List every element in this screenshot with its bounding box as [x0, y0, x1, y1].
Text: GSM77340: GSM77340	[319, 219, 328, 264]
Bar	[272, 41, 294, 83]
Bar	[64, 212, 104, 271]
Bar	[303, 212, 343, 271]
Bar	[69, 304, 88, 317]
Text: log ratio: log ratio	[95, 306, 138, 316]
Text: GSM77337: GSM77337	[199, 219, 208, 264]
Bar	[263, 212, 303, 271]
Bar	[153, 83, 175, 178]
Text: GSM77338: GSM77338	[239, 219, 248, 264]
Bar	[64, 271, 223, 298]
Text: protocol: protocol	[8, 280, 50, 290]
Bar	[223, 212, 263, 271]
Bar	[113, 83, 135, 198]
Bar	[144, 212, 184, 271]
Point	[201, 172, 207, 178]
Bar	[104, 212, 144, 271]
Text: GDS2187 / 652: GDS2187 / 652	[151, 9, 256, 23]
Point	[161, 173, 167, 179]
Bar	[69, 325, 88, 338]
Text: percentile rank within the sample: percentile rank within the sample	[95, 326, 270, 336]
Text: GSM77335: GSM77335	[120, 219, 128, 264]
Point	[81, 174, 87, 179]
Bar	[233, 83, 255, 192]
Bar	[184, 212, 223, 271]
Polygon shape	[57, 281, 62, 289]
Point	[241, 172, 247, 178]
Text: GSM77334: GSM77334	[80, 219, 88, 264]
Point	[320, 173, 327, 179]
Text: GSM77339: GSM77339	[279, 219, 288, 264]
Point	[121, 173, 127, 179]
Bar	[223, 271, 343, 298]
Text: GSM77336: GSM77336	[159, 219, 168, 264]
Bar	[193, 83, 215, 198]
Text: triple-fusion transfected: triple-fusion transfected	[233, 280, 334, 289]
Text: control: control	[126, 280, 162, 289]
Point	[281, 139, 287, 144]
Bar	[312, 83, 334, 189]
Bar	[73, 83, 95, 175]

--- Given request ---
Copy out the listing above with each "protocol" changed to "group", leaving every other line as it is.

--- Solution to this task ---
List every element in this screenshot with its bounding box as [x0, y0, x1, y1].
Text: GSM77340: GSM77340	[319, 219, 328, 264]
Bar	[272, 41, 294, 83]
Bar	[64, 212, 104, 271]
Bar	[303, 212, 343, 271]
Bar	[69, 304, 88, 317]
Text: log ratio: log ratio	[95, 306, 138, 316]
Text: GSM77337: GSM77337	[199, 219, 208, 264]
Bar	[263, 212, 303, 271]
Bar	[153, 83, 175, 178]
Text: GSM77338: GSM77338	[239, 219, 248, 264]
Bar	[64, 271, 223, 298]
Text: group: group	[8, 280, 50, 290]
Bar	[223, 212, 263, 271]
Bar	[113, 83, 135, 198]
Bar	[144, 212, 184, 271]
Point	[201, 172, 207, 178]
Bar	[104, 212, 144, 271]
Text: GDS2187 / 652: GDS2187 / 652	[151, 9, 256, 23]
Point	[161, 173, 167, 179]
Bar	[69, 325, 88, 338]
Text: percentile rank within the sample: percentile rank within the sample	[95, 326, 270, 336]
Text: GSM77335: GSM77335	[120, 219, 128, 264]
Point	[81, 174, 87, 179]
Bar	[233, 83, 255, 192]
Bar	[184, 212, 223, 271]
Polygon shape	[57, 281, 62, 289]
Point	[241, 172, 247, 178]
Text: GSM77334: GSM77334	[80, 219, 88, 264]
Point	[320, 173, 327, 179]
Text: GSM77339: GSM77339	[279, 219, 288, 264]
Point	[121, 173, 127, 179]
Bar	[223, 271, 343, 298]
Text: GSM77336: GSM77336	[159, 219, 168, 264]
Bar	[193, 83, 215, 198]
Text: triple-fusion transfected: triple-fusion transfected	[233, 280, 334, 289]
Text: control: control	[126, 280, 162, 289]
Point	[281, 139, 287, 144]
Bar	[312, 83, 334, 189]
Bar	[73, 83, 95, 175]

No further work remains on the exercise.